• [Exercise]:
Quote the whole listing exactly. Leave the pictures out of your copy.
** START OF Source data **
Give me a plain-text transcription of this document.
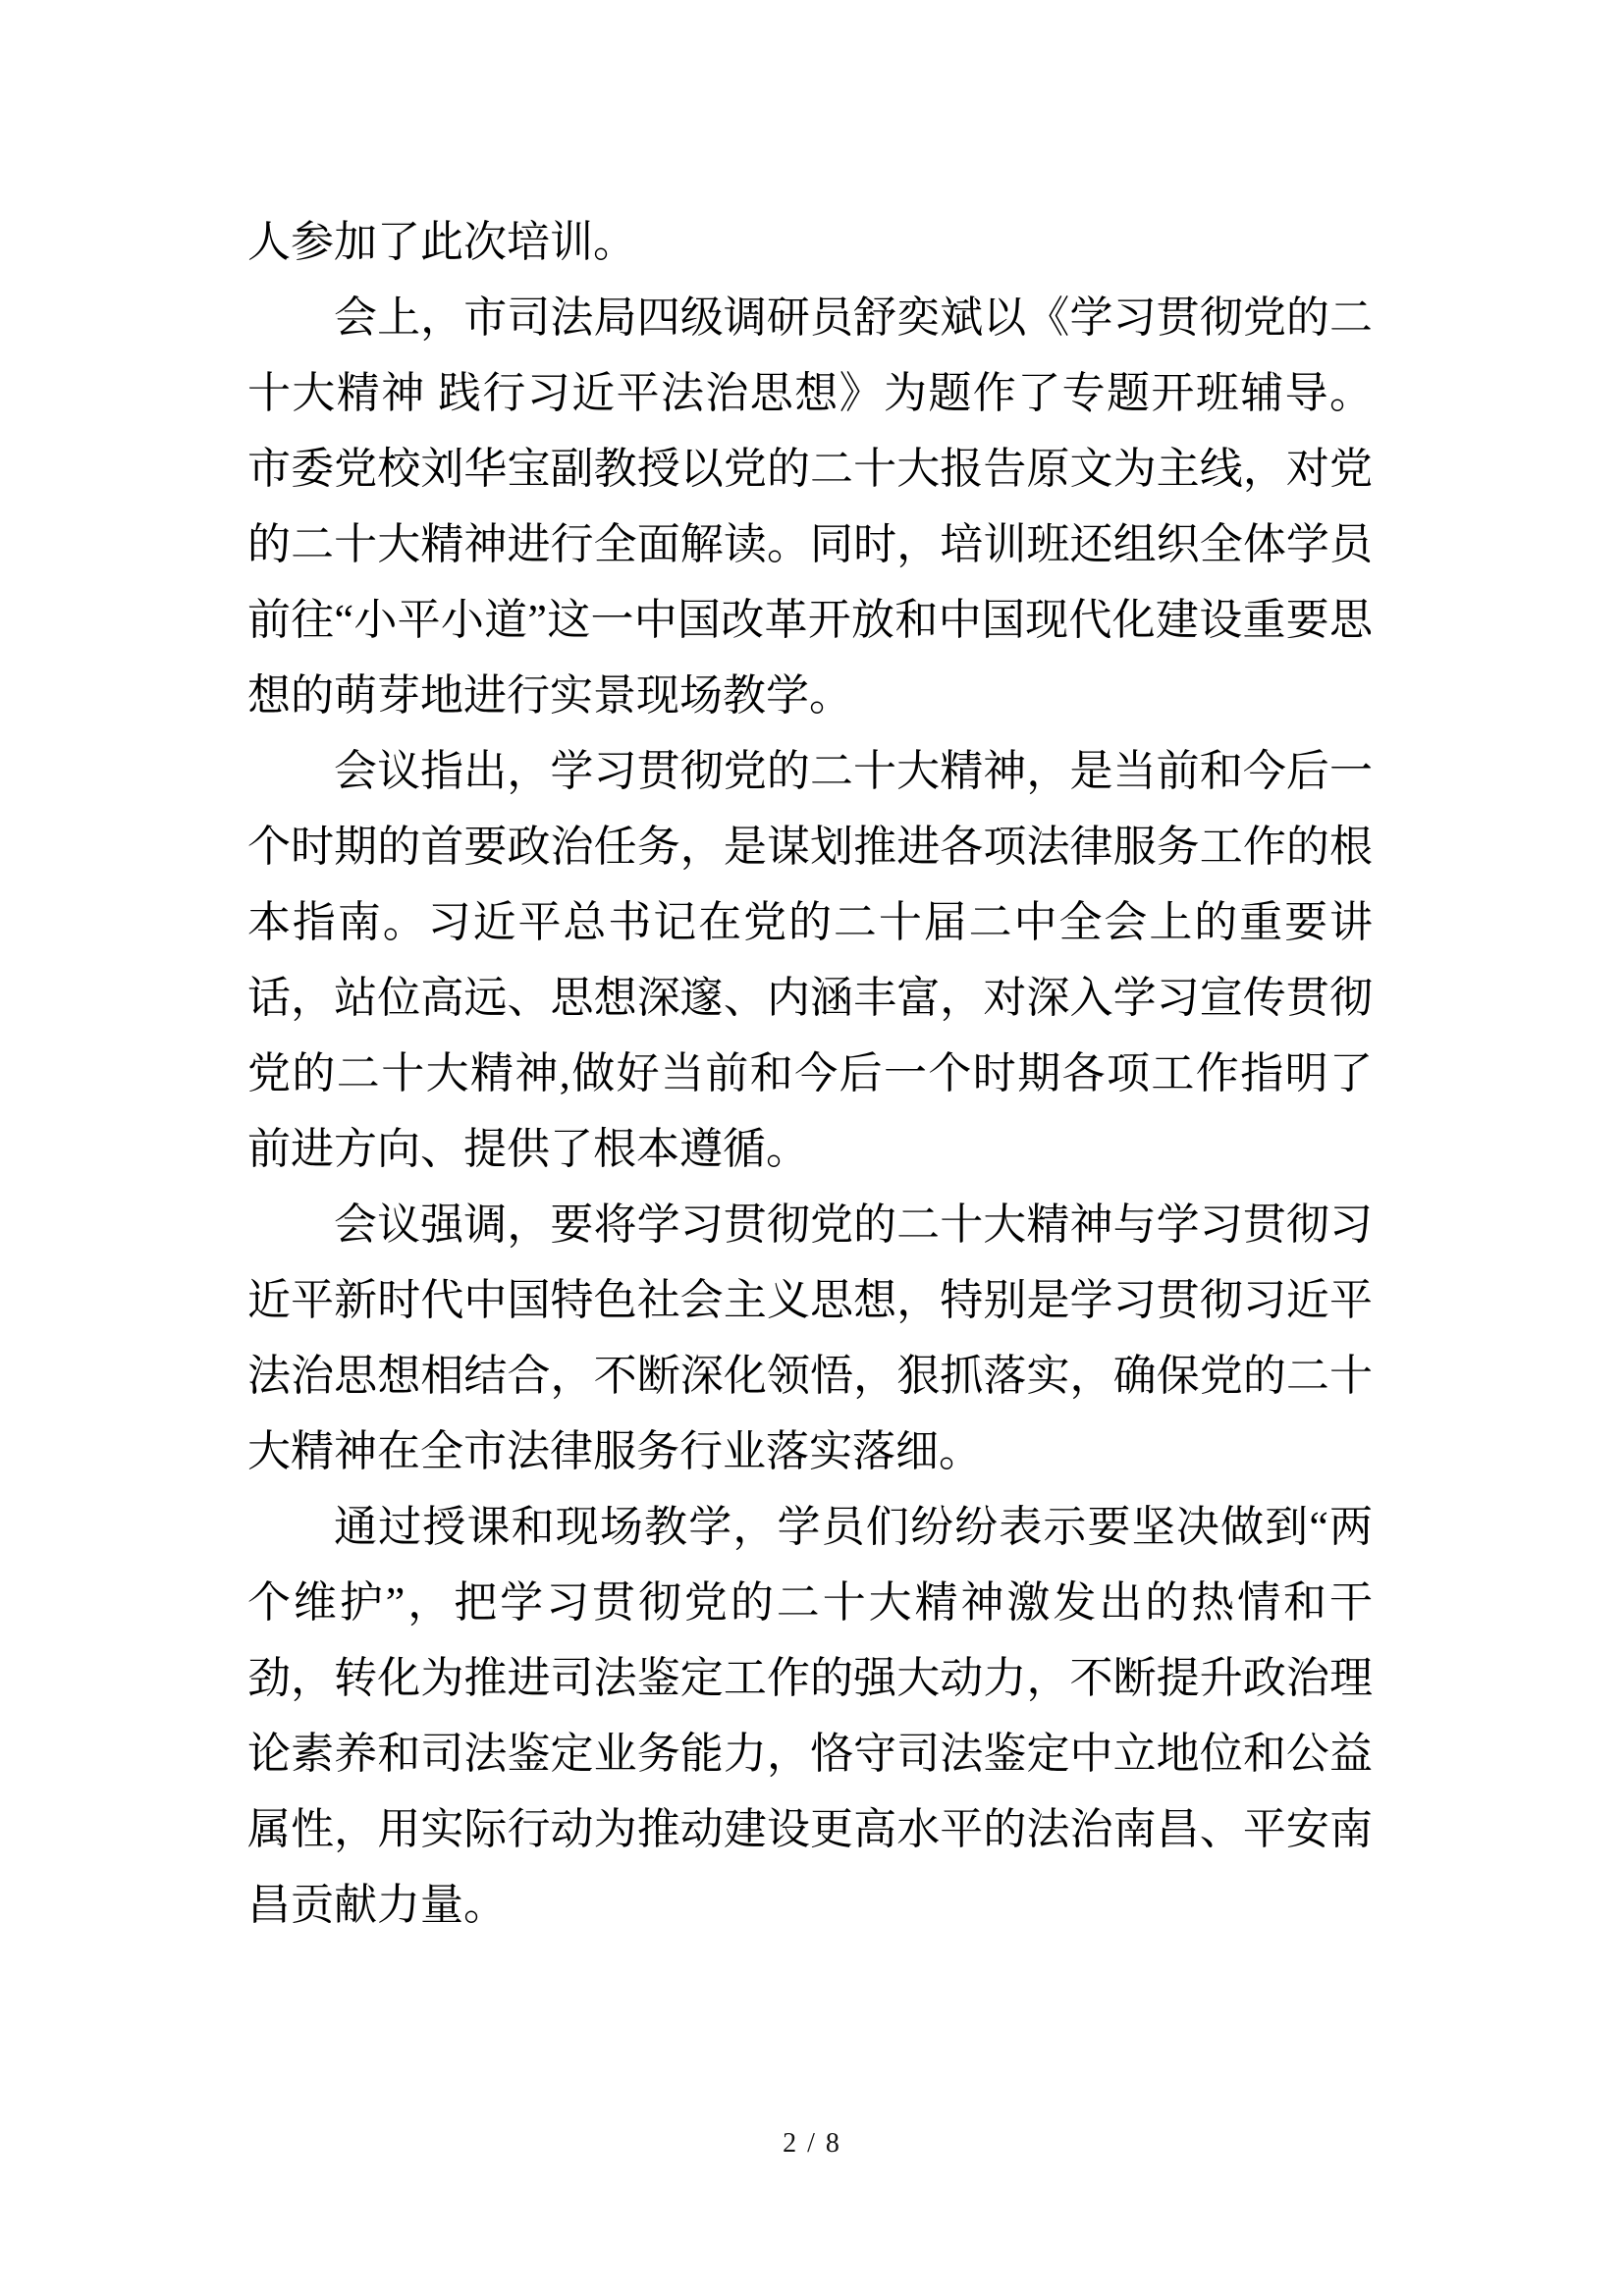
人参加了此次培训。

会上，市司法局四级调研员舒奕斌以《学习贯彻党的二十大精神 践行习近平法治思想》为题作了专题开班辅导。市委党校刘华宝副教授以党的二十大报告原文为主线，对党的二十大精神进行全面解读。同时，培训班还组织全体学员前往“小平小道”这一中国改革开放和中国现代化建设重要思想的萌芽地进行实景现场教学。

会议指出，学习贯彻党的二十大精神，是当前和今后一个时期的首要政治任务，是谋划推进各项法律服务工作的根本指南。习近平总书记在党的二十届二中全会上的重要讲话，站位高远、思想深邃、内涵丰富，对深入学习宣传贯彻党的二十大精神,做好当前和今后一个时期各项工作指明了前进方向、提供了根本遵循。

会议强调，要将学习贯彻党的二十大精神与学习贯彻习近平新时代中国特色社会主义思想，特别是学习贯彻习近平法治思想相结合，不断深化领悟，狠抓落实，确保党的二十大精神在全市法律服务行业落实落细。

通过授课和现场教学，学员们纷纷表示要坚决做到“两个维护”，把学习贯彻党的二十大精神激发出的热情和干劲，转化为推进司法鉴定工作的强大动力，不断提升政治理论素养和司法鉴定业务能力，恪守司法鉴定中立地位和公益属性，用实际行动为推动建设更高水平的法治南昌、平安南昌贡献力量。

2 / 8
** END OF Source data **
• [Written solution]:
Give me a plain-text transcription of this document.
人参加了此次培训。

会上，市司法局四级调研员舒奕斌以《学习贯彻党的二十大精神 践行习近平法治思想》为题作了专题开班辅导。市委党校刘华宝副教授以党的二十大报告原文为主线，对党的二十大精神进行全面解读。同时，培训班还组织全体学员前往“小平小道”这一中国改革开放和中国现代化建设重要思想的萌芽地进行实景现场教学。

会议指出，学习贯彻党的二十大精神，是当前和今后一个时期的首要政治任务，是谋划推进各项法律服务工作的根本指南。习近平总书记在党的二十届二中全会上的重要讲话，站位高远、思想深邃、内涵丰富，对深入学习宣传贯彻党的二十大精神,做好当前和今后一个时期各项工作指明了前进方向、提供了根本遵循。

会议强调，要将学习贯彻党的二十大精神与学习贯彻习近平新时代中国特色社会主义思想，特别是学习贯彻习近平法治思想相结合，不断深化领悟，狠抓落实，确保党的二十大精神在全市法律服务行业落实落细。

通过授课和现场教学，学员们纷纷表示要坚决做到“两个维护”，把学习贯彻党的二十大精神激发出的热情和干劲，转化为推进司法鉴定工作的强大动力，不断提升政治理论素养和司法鉴定业务能力，恪守司法鉴定中立地位和公益属性，用实际行动为推动建设更高水平的法治南昌、平安南昌贡献力量。

2 / 8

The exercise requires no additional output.